#### [What you are asked to do]
Reproduce the items from the very first line through the line that contains "sample-size-label: n = 30 [436,418,458,427]", both included.

#### [Given data]
::::
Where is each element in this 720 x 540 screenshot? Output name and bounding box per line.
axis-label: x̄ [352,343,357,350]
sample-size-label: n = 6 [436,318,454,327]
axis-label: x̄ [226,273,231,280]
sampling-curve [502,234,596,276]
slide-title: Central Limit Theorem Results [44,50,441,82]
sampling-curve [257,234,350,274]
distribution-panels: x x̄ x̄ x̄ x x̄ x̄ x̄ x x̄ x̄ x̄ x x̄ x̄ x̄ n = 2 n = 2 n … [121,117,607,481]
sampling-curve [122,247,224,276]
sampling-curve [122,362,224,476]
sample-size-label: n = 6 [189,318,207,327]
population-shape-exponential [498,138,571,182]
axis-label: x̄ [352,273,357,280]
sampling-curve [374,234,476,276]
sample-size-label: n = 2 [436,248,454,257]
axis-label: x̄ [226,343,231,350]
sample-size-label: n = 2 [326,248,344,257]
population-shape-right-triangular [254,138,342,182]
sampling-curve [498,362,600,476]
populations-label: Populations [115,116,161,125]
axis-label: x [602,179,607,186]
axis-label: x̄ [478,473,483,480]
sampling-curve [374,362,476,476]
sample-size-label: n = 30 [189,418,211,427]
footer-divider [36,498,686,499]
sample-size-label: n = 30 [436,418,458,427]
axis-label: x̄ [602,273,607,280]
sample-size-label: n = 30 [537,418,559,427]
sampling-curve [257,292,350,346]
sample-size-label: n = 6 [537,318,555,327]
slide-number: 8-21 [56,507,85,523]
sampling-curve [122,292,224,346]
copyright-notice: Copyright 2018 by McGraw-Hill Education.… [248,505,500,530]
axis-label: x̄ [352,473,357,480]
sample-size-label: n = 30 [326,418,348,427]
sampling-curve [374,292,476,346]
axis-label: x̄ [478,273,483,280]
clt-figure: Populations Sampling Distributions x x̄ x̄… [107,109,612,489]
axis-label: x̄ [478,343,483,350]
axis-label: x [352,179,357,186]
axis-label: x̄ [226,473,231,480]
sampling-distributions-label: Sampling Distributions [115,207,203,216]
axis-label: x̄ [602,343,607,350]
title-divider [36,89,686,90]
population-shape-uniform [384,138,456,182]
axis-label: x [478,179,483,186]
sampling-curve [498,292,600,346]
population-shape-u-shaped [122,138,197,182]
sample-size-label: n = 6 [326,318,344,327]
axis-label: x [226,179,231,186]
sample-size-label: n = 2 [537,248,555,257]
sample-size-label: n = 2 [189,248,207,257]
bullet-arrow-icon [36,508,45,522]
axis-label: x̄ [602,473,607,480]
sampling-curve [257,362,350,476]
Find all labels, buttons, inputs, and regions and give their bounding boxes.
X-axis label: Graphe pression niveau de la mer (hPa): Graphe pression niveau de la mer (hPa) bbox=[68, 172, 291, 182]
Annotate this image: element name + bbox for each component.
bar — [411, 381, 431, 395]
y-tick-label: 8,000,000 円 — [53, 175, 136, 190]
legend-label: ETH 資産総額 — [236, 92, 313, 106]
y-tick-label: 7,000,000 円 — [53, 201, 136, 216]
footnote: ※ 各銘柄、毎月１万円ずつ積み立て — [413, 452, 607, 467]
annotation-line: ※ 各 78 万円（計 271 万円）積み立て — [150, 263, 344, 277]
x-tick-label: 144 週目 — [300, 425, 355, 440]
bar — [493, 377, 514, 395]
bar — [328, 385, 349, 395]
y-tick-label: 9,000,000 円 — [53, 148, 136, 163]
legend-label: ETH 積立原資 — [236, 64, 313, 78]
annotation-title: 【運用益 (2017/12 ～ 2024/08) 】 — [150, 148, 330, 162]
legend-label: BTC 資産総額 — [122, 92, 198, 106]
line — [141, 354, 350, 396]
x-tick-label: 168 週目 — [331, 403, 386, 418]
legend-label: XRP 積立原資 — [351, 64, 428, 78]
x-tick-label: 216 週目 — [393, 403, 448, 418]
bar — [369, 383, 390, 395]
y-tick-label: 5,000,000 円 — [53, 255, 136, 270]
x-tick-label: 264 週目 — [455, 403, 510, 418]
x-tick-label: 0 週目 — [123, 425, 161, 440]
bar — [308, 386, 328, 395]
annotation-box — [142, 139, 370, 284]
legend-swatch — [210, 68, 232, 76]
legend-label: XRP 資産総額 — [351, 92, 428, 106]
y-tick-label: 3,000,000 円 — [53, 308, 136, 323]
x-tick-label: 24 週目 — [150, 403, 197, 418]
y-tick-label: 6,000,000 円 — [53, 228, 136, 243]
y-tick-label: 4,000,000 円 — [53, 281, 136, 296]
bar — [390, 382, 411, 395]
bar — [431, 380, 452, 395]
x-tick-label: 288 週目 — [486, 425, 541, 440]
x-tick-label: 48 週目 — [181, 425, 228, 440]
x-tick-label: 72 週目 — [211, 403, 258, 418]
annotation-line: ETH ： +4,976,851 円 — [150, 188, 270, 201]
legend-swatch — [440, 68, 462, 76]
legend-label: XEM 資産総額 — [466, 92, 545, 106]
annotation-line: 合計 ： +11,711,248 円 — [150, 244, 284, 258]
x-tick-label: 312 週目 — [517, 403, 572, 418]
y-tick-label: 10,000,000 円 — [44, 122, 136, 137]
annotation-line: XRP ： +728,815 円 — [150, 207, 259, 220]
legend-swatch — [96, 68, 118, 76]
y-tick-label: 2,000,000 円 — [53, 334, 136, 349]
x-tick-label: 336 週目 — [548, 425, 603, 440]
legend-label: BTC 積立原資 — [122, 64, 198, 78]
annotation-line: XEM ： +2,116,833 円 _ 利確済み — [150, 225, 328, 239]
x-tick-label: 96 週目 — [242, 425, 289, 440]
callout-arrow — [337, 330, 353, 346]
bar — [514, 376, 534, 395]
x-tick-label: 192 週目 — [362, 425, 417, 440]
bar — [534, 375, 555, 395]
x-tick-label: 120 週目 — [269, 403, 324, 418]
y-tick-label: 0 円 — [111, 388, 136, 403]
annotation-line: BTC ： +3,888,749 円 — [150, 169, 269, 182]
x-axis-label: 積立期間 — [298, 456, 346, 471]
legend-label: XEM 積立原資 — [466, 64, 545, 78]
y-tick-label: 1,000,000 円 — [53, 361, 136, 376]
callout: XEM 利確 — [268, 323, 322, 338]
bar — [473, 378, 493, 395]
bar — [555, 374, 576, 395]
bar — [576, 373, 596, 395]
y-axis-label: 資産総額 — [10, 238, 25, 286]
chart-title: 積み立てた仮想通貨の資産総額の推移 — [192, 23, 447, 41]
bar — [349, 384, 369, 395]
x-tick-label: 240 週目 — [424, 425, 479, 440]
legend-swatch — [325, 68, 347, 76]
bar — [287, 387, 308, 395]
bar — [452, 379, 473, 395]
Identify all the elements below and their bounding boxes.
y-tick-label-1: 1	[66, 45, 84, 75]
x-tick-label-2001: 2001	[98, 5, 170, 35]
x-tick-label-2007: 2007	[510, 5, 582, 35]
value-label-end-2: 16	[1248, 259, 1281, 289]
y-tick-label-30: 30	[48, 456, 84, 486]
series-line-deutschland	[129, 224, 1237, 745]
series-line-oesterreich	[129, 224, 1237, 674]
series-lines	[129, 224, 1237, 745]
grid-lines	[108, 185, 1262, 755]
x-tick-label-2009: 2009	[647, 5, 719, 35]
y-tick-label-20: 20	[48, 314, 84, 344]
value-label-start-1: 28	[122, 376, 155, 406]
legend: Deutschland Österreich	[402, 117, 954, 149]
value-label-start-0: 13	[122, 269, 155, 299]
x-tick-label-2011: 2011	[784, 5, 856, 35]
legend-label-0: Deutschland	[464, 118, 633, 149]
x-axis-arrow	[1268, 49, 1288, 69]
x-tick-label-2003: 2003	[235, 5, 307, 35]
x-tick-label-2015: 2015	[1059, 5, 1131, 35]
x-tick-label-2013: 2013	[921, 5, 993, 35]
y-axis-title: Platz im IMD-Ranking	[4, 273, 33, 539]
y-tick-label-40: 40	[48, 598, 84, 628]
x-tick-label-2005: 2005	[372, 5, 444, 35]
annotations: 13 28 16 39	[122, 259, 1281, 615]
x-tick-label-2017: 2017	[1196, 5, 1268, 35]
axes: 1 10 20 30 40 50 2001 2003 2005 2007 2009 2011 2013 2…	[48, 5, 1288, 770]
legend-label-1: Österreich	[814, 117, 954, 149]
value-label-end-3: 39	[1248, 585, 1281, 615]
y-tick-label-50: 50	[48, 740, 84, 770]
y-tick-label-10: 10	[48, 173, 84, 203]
::::
#### [Task result]
Where is each element in this 720 x 540 screenshot? Output name and bounding box per line.
axis-label: x̄ [352,343,357,350]
sample-size-label: n = 6 [436,318,454,327]
axis-label: x̄ [226,273,231,280]
sampling-curve [502,234,596,276]
slide-title: Central Limit Theorem Results [44,50,441,82]
sampling-curve [257,234,350,274]
distribution-panels: x x̄ x̄ x̄ x x̄ x̄ x̄ x x̄ x̄ x̄ x x̄ x̄ x̄ n = 2 n = 2 n … [121,117,607,481]
sampling-curve [122,247,224,276]
sampling-curve [122,362,224,476]
sample-size-label: n = 6 [189,318,207,327]
population-shape-exponential [498,138,571,182]
axis-label: x̄ [352,273,357,280]
sampling-curve [374,234,476,276]
sample-size-label: n = 2 [436,248,454,257]
axis-label: x̄ [226,343,231,350]
sample-size-label: n = 2 [326,248,344,257]
population-shape-right-triangular [254,138,342,182]
sampling-curve [498,362,600,476]
populations-label: Populations [115,116,161,125]
axis-label: x [602,179,607,186]
axis-label: x̄ [478,473,483,480]
sampling-curve [374,362,476,476]
sample-size-label: n = 30 [189,418,211,427]
footer-divider [36,498,686,499]
sample-size-label: n = 30 [436,418,458,427]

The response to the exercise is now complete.